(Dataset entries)
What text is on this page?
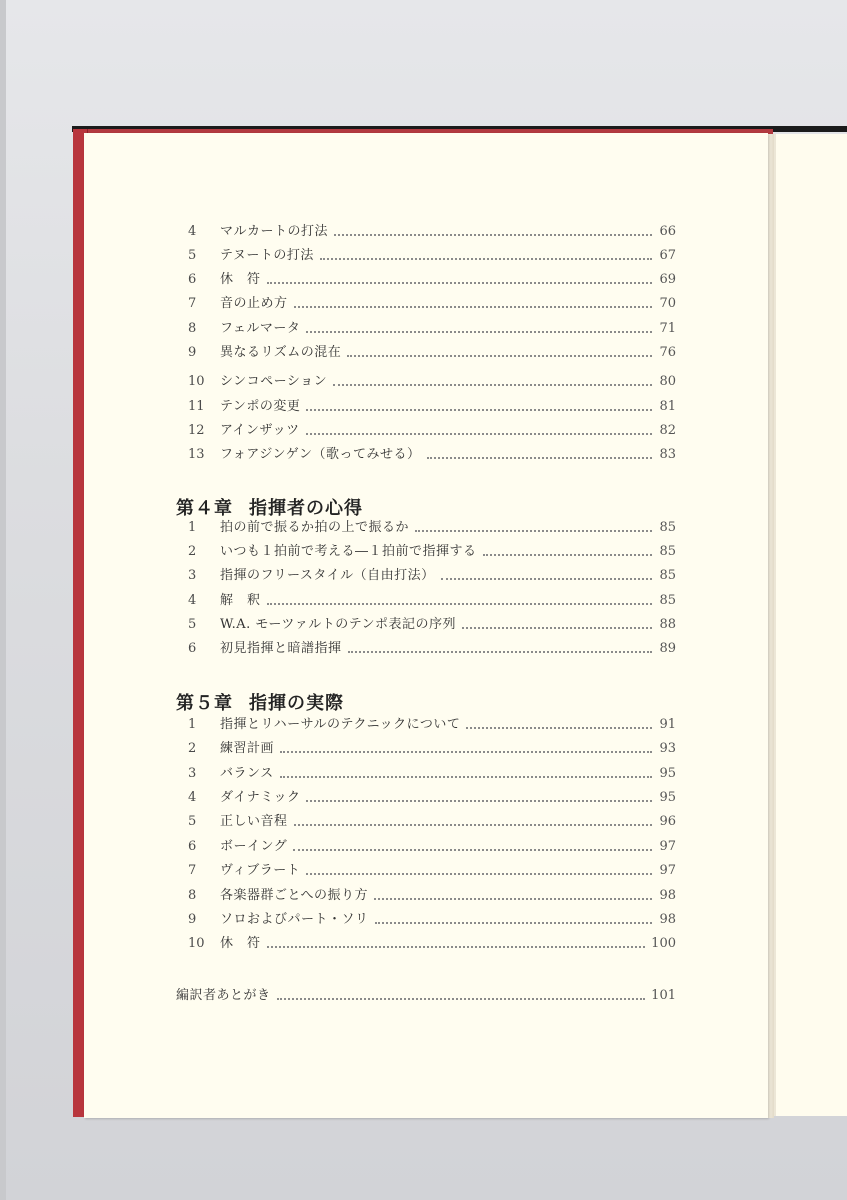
4	マルカートの打法	66
5	テヌートの打法	67
6	休　符	69
7	音の止め方	70
8	フェルマータ	71
9	異なるリズムの混在	76
10	シンコペーション	80
11	テンポの変更	81
12	アインザッツ	82
13	フォアジンゲン（歌ってみせる）	83
第４章 指揮者の心得
1	拍の前で振るか拍の上で振るか	85
2	いつも１拍前で考える―１拍前で指揮する	85
3	指揮のフリースタイル（自由打法）	85
4	解　釈	85
5	W.A. モーツァルトのテンポ表記の序列	88
6	初見指揮と暗譜指揮	89
第５章 指揮の実際
1	指揮とリハーサルのテクニックについて	91
2	練習計画	93
3	バランス	95
4	ダイナミック	95
5	正しい音程	96
6	ボーイング	97
7	ヴィブラート	97
8	各楽器群ごとへの振り方	98
9	ソロおよびパート・ソリ	98
10	休　符	100
編訳者あとがき	101
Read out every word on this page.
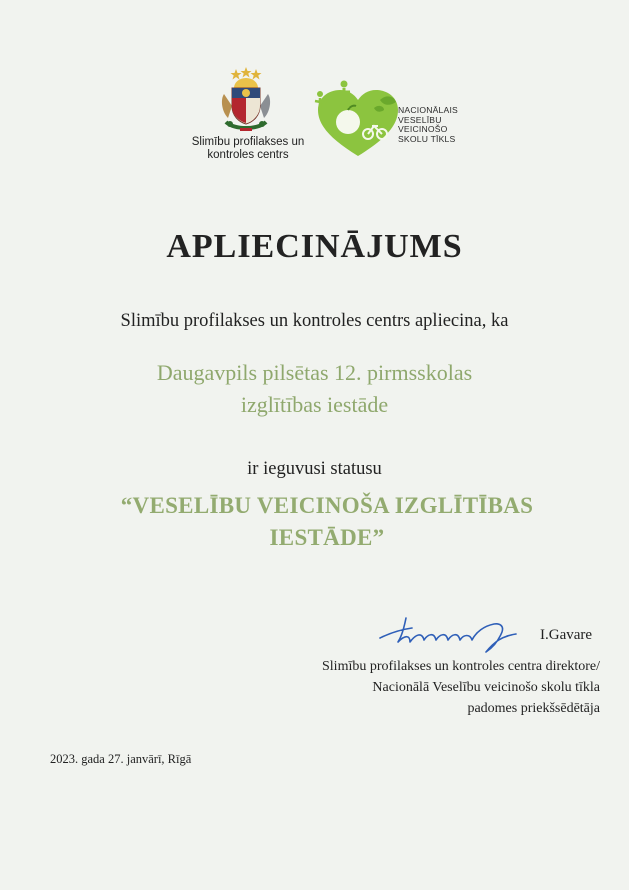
Slimību profilakses un
kontroles centrs
NACIONĀLAIS
VESELĪBU
VEICINOŠO
SKOLU TĪKLS
APLIECINĀJUMS
Slimību profilakses un kontroles centrs apliecina, ka
Daugavpils pilsētas 12. pirmsskolas
izglītības iestāde
ir ieguvusi statusu
“VESELĪBU VEICINOŠA IZGLĪTĪBAS
IESTĀDE”
I.Gavare
Slimību profilakses un kontroles centra direktore/
Nacionālā Veselību veicinošo skolu tīkla
padomes priekšsēdētāja
2023. gada 27. janvārī, Rīgā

• [The request] Output the data above without changes, apart from leaving out the pictures.

• [Expected output]
What text is on this page?
4	マルカートの打法	66
5	テヌートの打法	67
6	休　符	69
7	音の止め方	70
8	フェルマータ	71
9	異なるリズムの混在	76
10	シンコペーション	80
11	テンポの変更	81
12	アインザッツ	82
13	フォアジンゲン（歌ってみせる）	83
第４章 指揮者の心得
1	拍の前で振るか拍の上で振るか	85
2	いつも１拍前で考える―１拍前で指揮する	85
3	指揮のフリースタイル（自由打法）	85
4	解　釈	85
5	W.A. モーツァルトのテンポ表記の序列	88
6	初見指揮と暗譜指揮	89
第５章 指揮の実際
1	指揮とリハーサルのテクニックについて	91
2	練習計画	93
3	バランス	95
4	ダイナミック	95
5	正しい音程	96
6	ボーイング	97
7	ヴィブラート	97
8	各楽器群ごとへの振り方	98
9	ソロおよびパート・ソリ	98
10	休　符	100
編訳者あとがき	101
Read out every word on this page.
Slimību profilakses un
kontroles centrs
NACIONĀLAIS
VESELĪBU
VEICINOŠO
SKOLU TĪKLS
APLIECINĀJUMS
Slimību profilakses un kontroles centrs apliecina, ka
Daugavpils pilsētas 12. pirmsskolas
izglītības iestāde
ir ieguvusi statusu
“VESELĪBU VEICINOŠA IZGLĪTĪBAS
IESTĀDE”
I.Gavare
Slimību profilakses un kontroles centra direktore/
Nacionālā Veselību veicinošo skolu tīkla
padomes priekšsēdētāja
2023. gada 27. janvārī, Rīgā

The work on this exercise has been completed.